WAT TE DOEN:
Zet alle vermeldingen hieronder in een CSV met de twee kolommen invoer en uitvoer, één rij per vermelding: de tekst onder invoer, het antwoord onder uitvoer. Zet elk veld tussen aanhalingstekens en vervang regeleinden door spaties.

------------------------------------------------------------

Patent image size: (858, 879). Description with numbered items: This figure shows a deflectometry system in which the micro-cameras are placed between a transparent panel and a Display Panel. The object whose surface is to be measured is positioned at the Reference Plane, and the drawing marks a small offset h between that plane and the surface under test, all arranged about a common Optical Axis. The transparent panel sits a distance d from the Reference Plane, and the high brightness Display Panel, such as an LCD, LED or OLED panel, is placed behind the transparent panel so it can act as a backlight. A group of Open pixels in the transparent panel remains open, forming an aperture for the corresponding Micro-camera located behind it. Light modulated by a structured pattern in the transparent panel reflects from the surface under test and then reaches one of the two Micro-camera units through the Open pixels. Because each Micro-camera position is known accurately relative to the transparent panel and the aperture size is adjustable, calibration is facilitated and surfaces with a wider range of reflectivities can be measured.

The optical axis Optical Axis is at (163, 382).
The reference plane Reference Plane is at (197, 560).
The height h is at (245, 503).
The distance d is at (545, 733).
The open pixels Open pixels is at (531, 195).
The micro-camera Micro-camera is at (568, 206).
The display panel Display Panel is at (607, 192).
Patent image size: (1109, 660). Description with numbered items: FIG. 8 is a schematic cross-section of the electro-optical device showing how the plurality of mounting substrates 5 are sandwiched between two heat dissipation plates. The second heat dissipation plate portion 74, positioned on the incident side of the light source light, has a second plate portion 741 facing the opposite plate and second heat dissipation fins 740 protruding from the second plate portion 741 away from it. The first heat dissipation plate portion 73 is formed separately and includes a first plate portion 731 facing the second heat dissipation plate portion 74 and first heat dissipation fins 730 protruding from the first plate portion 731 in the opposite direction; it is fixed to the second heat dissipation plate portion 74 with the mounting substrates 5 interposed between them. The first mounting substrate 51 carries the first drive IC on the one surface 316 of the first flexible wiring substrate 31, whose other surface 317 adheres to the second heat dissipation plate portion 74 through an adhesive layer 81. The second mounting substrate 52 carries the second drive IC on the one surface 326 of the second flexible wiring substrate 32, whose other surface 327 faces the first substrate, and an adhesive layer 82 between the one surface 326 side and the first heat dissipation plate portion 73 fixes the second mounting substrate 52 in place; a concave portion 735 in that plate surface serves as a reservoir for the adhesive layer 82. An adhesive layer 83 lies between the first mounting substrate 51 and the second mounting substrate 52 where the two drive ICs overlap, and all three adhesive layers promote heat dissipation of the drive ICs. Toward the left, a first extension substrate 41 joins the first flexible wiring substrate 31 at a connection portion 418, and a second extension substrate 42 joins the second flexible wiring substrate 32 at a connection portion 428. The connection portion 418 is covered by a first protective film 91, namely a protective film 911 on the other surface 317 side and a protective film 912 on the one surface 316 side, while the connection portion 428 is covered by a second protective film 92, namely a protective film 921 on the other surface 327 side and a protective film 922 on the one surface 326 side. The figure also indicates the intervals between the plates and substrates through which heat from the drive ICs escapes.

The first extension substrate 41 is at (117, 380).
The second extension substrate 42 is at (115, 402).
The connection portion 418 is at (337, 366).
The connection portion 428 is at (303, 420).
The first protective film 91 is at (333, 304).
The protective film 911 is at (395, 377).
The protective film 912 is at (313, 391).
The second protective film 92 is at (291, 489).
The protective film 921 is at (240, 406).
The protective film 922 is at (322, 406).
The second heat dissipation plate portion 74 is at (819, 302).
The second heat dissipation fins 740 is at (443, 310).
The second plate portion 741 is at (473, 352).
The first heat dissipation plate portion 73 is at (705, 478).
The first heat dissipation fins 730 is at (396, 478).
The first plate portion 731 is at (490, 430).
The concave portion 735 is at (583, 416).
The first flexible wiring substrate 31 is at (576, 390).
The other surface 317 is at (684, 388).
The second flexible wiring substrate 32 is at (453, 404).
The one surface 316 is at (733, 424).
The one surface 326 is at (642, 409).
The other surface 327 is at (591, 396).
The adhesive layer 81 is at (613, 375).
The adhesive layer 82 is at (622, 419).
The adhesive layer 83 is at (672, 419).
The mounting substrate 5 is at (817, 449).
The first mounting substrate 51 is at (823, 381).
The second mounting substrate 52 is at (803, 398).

------------------------------------------------------------

ANTWOORD:
invoer,uitvoer
"Patent image size: (858, 879). Description with numbered items: This figure shows a deflectometry system in which the micro-cameras are placed between a transparent panel and a Display Panel. The object whose surface is to be measured is positioned at the Reference Plane, and the drawing marks a small offset h between that plane and the surface under test, all arranged about a common Optical Axis. The transparent panel sits a distance d from the Reference Plane, and the high brightness Display Panel, such as an LCD, LED or OLED panel, is placed behind the transparent panel so it can act as a backlight. A group of Open pixels in the transparent panel remains open, forming an aperture for the corresponding Micro-camera located behind it. Light modulated by a structured pattern in the transparent panel reflects from the surface under test and then reaches one of the two Micro-camera units through the Open pixels. Because each Micro-camera position is known accurately relative to the transparent panel and the aperture size is adjustable, calibration is facilitated and surfaces with a wider range of reflectivities can be measured.","The optical axis Optical Axis is at (163, 382). The reference plane Reference Plane is at (197, 560). The height h is at (245, 503). The distance d is at (545, 733). The open pixels Open pixels is at (531, 195). The micro-camera Micro-camera is at (568, 206). The display panel Display Panel is at (607, 192)."
"Patent image size: (1109, 660). Description with numbered items: FIG. 8 is a schematic cross-section of the electro-optical device showing how the plurality of mounting substrates 5 are sandwiched between two heat dissipation plates. The second heat dissipation plate portion 74, positioned on the incident side of the light source light, has a second plate portion 741 facing the opposite plate and second heat dissipation fins 740 protruding from the second plate portion 741 away from it. The first heat dissipation plate portion 73 is formed separately and includes a first plate portion 731 facing the second heat dissipation plate portion 74 and first heat dissipation fins 730 protruding from the first plate portion 731 in the opposite direction; it is fixed to the second heat dissipation plate portion 74 with the mounting substrates 5 interposed between them. The first mounting substrate 51 carries the first drive IC on the one surface 316 of the first flexible wiring substrate 31, whose other surface 317 adheres to the second heat dissipation plate portion 74 through an adhesive layer 81. The second mounting substrate 52 carries the second drive IC on the one surface 326 of the second flexible wiring substrate 32, whose other surface 327 faces the first substrate, and an adhesive layer 82 between the one surface 326 side and the first heat dissipation plate portion 73 fixes the second mounting substrate 52 in place; a concave portion 735 in that plate surface serves as a reservoir for the adhesive layer 82. An adhesive layer 83 lies between the first mounting substrate 51 and the second mounting substrate 52 where the two drive ICs overlap, and all three adhesive layers promote heat dissipation of the drive ICs. Toward the left, a first extension substrate 41 joins the first flexible wiring substrate 31 at a connection portion 418, and a second extension substrate 42 joins the second flexible wiring substrate 32 at a connection portion 428. The connection portion 418 is covered by a first protective film 91, namely a protective film 911 on the other surface 317 side and a protective film 912 on the one surface 316 side, while the connection portion 428 is covered by a second protective film 92, namely a protective film 921 on the other surface 327 side and a protective film 922 on the one surface 326 side. The figure also indicates the intervals between the plates and substrates through which heat from the drive ICs escapes.","The first extension substrate 41 is at (117, 380). The second extension substrate 42 is at (115, 402). The connection portion 418 is at (337, 366). The connection portion 428 is at (303, 420). The first protective film 91 is at (333, 304). The protective film 911 is at (395, 377). The protective film 912 is at (313, 391). The second protective film 92 is at (291, 489). The protective film 921 is at (240, 406). The protective film 922 is at (322, 406). The second heat dissipation plate portion 74 is at (819, 302). The second heat dissipation fins 740 is at (443, 310). The second plate portion 741 is at (473, 352). The first heat dissipation plate portion 73 is at (705, 478). The first heat dissipation fins 730 is at (396, 478). The first plate portion 731 is at (490, 430). The concave portion 735 is at (583, 416). The first flexible wiring substrate 31 is at (576, 390). The other surface 317 is at (684, 388). The second flexible wiring substrate 32 is at (453, 404). The one surface 316 is at (733, 424). The one surface 326 is at (642, 409). The other surface 327 is at (591, 396). The adhesive layer 81 is at (613, 375). The adhesive layer 82 is at (622, 419). The adhesive layer 83 is at (672, 419). The mounting substrate 5 is at (817, 449). The first mounting substrate 51 is at (823, 381). The second mounting substrate 52 is at (803, 398)."